Tally up the lines where the string "Tahun" appears; reply with the number only.

Information shown =

"""

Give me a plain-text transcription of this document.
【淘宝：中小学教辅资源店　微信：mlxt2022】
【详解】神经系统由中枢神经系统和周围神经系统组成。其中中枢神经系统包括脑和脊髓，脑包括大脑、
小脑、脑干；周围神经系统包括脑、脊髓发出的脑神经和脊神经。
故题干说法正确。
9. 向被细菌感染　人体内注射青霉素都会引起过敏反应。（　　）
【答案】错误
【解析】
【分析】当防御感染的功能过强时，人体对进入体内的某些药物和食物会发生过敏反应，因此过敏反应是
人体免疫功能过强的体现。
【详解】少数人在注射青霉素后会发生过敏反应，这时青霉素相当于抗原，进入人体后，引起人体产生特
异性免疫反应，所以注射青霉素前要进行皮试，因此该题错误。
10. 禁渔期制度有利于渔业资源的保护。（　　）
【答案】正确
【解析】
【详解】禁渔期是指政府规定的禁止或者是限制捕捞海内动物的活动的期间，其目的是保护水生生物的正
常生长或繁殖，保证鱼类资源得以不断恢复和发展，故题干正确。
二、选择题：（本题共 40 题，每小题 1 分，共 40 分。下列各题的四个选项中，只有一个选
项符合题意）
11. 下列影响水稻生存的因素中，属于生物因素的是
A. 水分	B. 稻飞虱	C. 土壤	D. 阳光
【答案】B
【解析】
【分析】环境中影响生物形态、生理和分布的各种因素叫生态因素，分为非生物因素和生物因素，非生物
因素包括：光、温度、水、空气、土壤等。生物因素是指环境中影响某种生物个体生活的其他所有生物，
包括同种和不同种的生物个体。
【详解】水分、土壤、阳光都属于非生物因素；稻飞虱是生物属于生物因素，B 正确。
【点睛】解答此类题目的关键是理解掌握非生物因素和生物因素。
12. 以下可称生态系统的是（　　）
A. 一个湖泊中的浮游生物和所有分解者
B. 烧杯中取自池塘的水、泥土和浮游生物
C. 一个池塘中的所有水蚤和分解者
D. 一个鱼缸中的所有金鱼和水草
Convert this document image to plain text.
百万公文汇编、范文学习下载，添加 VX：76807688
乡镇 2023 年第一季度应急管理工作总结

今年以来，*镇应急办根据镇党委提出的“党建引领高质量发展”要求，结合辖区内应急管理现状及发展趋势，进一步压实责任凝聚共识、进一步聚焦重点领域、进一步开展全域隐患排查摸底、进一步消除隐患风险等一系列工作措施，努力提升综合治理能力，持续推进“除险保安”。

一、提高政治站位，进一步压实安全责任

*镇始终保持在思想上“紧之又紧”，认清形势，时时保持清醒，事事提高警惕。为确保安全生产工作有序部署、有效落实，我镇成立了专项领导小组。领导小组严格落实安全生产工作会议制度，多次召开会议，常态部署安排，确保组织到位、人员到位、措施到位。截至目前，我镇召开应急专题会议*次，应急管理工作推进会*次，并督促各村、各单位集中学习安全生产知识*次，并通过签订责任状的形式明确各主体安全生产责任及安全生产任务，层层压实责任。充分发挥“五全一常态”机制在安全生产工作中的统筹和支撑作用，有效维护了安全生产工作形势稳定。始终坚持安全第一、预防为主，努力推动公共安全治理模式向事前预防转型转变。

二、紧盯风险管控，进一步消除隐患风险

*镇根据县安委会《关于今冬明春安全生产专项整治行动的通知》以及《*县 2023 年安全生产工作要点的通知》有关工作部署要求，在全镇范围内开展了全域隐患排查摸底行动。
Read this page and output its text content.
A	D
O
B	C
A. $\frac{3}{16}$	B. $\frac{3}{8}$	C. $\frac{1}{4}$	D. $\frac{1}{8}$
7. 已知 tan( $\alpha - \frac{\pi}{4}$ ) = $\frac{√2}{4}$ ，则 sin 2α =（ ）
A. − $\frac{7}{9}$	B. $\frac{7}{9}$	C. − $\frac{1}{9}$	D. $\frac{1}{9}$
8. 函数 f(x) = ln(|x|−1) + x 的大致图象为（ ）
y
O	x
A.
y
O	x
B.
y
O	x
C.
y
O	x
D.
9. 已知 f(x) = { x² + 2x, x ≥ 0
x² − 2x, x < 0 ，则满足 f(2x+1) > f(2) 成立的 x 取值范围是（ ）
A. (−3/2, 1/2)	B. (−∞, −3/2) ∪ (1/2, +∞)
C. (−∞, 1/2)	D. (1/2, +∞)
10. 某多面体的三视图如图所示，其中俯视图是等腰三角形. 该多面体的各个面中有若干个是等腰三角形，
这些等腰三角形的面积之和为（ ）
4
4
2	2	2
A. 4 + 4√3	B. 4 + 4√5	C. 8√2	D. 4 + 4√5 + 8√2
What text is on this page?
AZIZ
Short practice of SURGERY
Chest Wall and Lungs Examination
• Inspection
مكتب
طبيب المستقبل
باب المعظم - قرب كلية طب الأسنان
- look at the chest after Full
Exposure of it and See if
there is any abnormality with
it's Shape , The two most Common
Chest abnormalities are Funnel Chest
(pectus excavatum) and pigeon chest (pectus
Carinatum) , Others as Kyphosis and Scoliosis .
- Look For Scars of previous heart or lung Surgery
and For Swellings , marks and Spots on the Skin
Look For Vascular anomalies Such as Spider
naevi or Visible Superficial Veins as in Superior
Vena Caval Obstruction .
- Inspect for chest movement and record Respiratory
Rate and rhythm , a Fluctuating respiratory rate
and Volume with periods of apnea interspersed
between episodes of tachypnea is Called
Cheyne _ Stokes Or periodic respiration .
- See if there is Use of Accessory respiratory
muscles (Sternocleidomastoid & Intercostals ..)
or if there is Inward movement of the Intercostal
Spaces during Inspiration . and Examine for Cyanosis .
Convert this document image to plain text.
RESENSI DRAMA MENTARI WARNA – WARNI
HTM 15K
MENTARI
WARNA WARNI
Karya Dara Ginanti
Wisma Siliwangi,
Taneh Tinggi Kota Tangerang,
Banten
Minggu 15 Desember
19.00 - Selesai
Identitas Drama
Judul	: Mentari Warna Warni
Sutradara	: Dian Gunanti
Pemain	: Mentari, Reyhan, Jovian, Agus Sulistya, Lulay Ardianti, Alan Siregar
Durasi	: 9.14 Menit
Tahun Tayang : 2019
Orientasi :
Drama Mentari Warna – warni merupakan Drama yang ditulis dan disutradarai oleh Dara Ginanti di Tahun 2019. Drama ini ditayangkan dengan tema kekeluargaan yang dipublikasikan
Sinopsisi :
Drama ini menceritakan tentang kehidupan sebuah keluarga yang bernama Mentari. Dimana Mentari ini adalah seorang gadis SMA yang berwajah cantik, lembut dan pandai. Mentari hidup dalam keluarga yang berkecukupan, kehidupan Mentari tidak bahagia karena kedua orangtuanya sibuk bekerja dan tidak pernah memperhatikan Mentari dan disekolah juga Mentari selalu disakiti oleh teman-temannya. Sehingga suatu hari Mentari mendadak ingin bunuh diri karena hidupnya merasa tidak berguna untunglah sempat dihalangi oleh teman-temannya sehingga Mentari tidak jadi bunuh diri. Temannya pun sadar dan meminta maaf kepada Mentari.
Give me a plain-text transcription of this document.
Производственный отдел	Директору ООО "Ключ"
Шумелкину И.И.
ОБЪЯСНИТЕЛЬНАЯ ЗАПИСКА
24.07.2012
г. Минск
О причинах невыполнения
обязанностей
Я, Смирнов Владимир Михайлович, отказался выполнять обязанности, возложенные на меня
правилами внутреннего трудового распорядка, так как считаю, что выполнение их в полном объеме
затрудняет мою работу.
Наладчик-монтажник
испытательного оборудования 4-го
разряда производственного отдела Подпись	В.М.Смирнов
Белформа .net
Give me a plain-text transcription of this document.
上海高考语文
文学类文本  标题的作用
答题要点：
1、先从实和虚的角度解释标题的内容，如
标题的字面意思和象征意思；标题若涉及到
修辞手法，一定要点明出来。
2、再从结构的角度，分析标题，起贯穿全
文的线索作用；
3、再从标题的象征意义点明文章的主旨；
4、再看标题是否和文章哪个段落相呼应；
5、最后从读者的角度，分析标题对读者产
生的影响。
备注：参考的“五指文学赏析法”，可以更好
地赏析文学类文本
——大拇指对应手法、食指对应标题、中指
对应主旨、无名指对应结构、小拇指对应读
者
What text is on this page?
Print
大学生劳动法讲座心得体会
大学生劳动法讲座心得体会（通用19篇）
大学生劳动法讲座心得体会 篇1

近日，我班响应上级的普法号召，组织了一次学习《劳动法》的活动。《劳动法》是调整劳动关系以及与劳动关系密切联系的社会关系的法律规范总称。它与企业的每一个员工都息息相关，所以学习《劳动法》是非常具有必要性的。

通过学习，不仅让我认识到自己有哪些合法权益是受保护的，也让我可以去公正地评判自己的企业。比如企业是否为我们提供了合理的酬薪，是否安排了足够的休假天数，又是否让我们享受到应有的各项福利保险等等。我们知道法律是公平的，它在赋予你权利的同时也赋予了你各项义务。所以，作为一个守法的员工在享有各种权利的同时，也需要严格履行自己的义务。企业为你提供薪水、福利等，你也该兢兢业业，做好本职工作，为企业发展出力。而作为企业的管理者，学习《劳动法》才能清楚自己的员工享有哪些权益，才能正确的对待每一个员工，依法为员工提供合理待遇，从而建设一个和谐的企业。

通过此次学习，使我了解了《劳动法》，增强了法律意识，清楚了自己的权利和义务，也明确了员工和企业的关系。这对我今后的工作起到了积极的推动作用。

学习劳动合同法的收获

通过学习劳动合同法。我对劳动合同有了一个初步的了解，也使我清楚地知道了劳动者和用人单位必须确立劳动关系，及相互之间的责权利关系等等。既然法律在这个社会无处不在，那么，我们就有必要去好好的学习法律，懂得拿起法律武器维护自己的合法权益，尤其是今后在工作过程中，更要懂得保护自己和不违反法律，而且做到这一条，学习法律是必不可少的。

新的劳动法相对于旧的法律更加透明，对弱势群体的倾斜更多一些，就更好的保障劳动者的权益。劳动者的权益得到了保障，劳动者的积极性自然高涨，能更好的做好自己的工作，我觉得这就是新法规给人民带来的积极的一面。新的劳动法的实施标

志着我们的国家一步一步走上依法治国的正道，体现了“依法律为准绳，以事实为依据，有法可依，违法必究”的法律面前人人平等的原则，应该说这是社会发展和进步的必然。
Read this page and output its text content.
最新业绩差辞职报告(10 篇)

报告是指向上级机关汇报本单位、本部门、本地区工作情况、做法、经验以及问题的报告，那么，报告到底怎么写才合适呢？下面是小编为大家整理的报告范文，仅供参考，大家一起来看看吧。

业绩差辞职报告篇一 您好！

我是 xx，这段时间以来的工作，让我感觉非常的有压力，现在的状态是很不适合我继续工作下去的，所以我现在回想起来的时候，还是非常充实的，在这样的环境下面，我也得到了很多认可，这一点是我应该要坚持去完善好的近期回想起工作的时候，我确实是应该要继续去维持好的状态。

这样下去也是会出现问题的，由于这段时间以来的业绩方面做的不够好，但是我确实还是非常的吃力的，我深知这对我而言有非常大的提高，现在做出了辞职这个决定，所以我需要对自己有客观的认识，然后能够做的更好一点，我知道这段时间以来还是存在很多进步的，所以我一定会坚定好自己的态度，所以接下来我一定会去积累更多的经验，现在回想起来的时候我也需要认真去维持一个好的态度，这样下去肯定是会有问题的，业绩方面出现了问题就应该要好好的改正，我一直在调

"""

Output for this task =
2